TASK MATERIAL:
===============

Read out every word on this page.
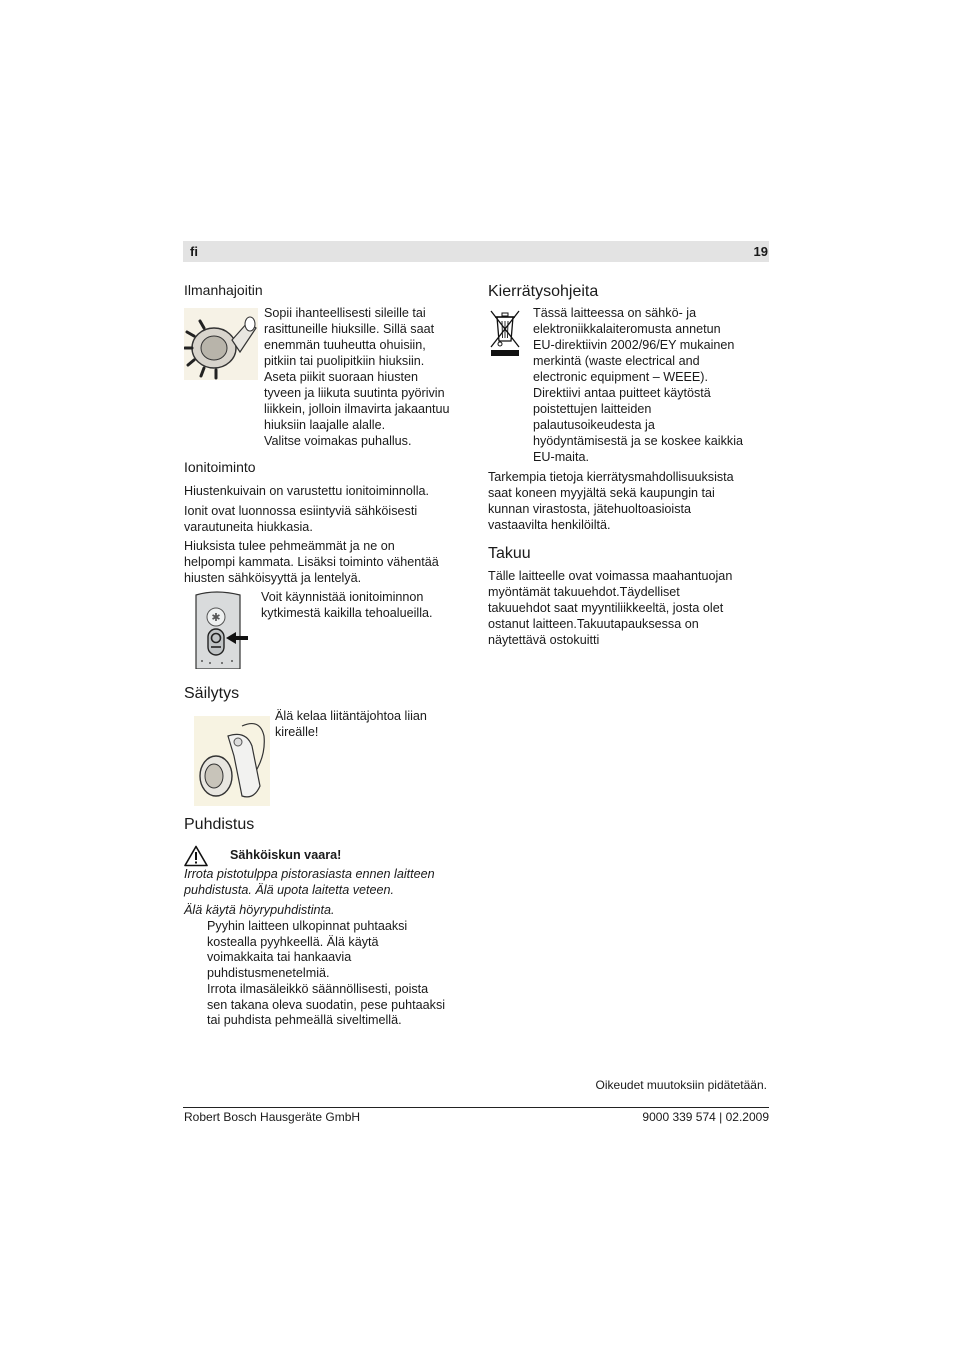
fi	19
Ilmanhajoitin
Sopii ihanteellisesti sileille tai
rasittuneille hiuksille. Sillä saat
enemmän tuuheutta ohuisiin,
pitkiin tai puolipitkiin hiuksiin.
Aseta piikit suoraan hiusten
tyveen ja liikuta suutinta pyörivin
liikkein, jolloin ilmavirta jakaantuu
hiuksiin laajalle alalle.
Valitse voimakas puhallus.
Ionitoiminto
Hiustenkuivain on varustettu ionitoiminnolla.
Ionit ovat luonnossa esiintyviä sähköisesti
varautuneita hiukkasia.
Hiuksista tulee pehmeämmät ja ne on
helpompi kammata. Lisäksi toiminto vähentää
hiusten sähköisyyttä ja lentelyä.
✱
Voit käynnistää ionitoiminnon
kytkimestä kaikilla tehoalueilla.
Säilytys
Älä kelaa liitäntäjohtoa liian
kireälle!
Puhdistus
Sähköiskun vaara!
Irrota pistotulppa pistorasiasta ennen laitteen
puhdistusta. Älä upota laitetta veteen.
Älä käytä höyrypuhdistinta.
Pyyhin laitteen ulkopinnat puhtaaksi
kostealla pyyhkeellä. Älä käytä
voimakkaita tai hankaavia
puhdistusmenetelmiä.
Irrota ilmasäleikkö säännöllisesti, poista
sen takana oleva suodatin, pese puhtaaksi
tai puhdista pehmeällä siveltimellä.
Kierrätysohjeita
Tässä laitteessa on sähkö- ja
elektroniikkalaiteromusta annetun
EU-direktiivin 2002/96/EY mukainen
merkintä (waste electrical and
electronic equipment – WEEE).
Direktiivi antaa puitteet käytöstä
poistettujen laitteiden
palautusoikeudesta ja
hyödyntämisestä ja se koskee kaikkia
EU-maita.
Tarkempia tietoja kierrätysmahdollisuuksista
saat koneen myyjältä sekä kaupungin tai
kunnan virastosta, jätehuoltoasioista
vastaavilta henkilöiltä.
Takuu
Tälle laitteelle ovat voimassa maahantuojan
myöntämät takuuehdot.Täydelliset
takuuehdot saat myyntiliikkeeltä, josta olet
ostanut laitteen.Takuutapauksessa on
näytettävä ostokuitti
Oikeudet muutoksiin pidätetään.
Robert Bosch Hausgeräte GmbH	9000 339 574 | 02.2009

===============

DIRECTIONS FOR THIS TASK: Reproduce all of the material exactly, apart from the pictures.

TASK OUTPUT:
Read out every word on this page.
fi	19
Ilmanhajoitin
Sopii ihanteellisesti sileille tai
rasittuneille hiuksille. Sillä saat
enemmän tuuheutta ohuisiin,
pitkiin tai puolipitkiin hiuksiin.
Aseta piikit suoraan hiusten
tyveen ja liikuta suutinta pyörivin
liikkein, jolloin ilmavirta jakaantuu
hiuksiin laajalle alalle.
Valitse voimakas puhallus.
Ionitoiminto
Hiustenkuivain on varustettu ionitoiminnolla.
Ionit ovat luonnossa esiintyviä sähköisesti
varautuneita hiukkasia.
Hiuksista tulee pehmeämmät ja ne on
helpompi kammata. Lisäksi toiminto vähentää
hiusten sähköisyyttä ja lentelyä.
✱
Voit käynnistää ionitoiminnon
kytkimestä kaikilla tehoalueilla.
Säilytys
Älä kelaa liitäntäjohtoa liian
kireälle!
Puhdistus
Sähköiskun vaara!
Irrota pistotulppa pistorasiasta ennen laitteen
puhdistusta. Älä upota laitetta veteen.
Älä käytä höyrypuhdistinta.
Pyyhin laitteen ulkopinnat puhtaaksi
kostealla pyyhkeellä. Älä käytä
voimakkaita tai hankaavia
puhdistusmenetelmiä.
Irrota ilmasäleikkö säännöllisesti, poista
sen takana oleva suodatin, pese puhtaaksi
tai puhdista pehmeällä siveltimellä.
Kierrätysohjeita
Tässä laitteessa on sähkö- ja
elektroniikkalaiteromusta annetun
EU-direktiivin 2002/96/EY mukainen
merkintä (waste electrical and
electronic equipment – WEEE).
Direktiivi antaa puitteet käytöstä
poistettujen laitteiden
palautusoikeudesta ja
hyödyntämisestä ja se koskee kaikkia
EU-maita.
Tarkempia tietoja kierrätysmahdollisuuksista
saat koneen myyjältä sekä kaupungin tai
kunnan virastosta, jätehuoltoasioista
vastaavilta henkilöiltä.
Takuu
Tälle laitteelle ovat voimassa maahantuojan
myöntämät takuuehdot.Täydelliset
takuuehdot saat myyntiliikkeeltä, josta olet
ostanut laitteen.Takuutapauksessa on
näytettävä ostokuitti
Oikeudet muutoksiin pidätetään.
Robert Bosch Hausgeräte GmbH	9000 339 574 | 02.2009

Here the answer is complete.